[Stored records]
▶

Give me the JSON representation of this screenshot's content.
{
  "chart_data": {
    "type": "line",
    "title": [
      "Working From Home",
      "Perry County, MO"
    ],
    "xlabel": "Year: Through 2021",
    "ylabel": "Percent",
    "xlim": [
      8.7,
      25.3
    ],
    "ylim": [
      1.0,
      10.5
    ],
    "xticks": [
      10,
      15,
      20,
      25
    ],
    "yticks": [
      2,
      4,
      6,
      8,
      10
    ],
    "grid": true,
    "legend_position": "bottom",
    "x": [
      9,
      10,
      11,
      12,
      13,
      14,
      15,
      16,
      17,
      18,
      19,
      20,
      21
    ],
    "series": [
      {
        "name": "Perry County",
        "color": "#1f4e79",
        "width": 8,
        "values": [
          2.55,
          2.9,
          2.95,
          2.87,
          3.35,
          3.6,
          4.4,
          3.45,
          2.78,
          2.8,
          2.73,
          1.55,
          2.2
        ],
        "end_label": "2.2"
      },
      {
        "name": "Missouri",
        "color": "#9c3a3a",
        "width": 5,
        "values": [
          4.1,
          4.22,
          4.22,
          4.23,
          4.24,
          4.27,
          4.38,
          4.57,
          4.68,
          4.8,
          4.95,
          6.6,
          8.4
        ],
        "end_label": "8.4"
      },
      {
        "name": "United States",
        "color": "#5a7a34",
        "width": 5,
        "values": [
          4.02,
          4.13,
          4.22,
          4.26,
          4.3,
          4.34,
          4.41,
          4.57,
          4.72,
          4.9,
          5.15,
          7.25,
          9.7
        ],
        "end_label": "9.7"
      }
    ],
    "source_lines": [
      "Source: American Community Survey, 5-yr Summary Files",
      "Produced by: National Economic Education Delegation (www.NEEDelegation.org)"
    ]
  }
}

◀

State, as a number only, how many lines in the entries include "color".

Correct answer.
3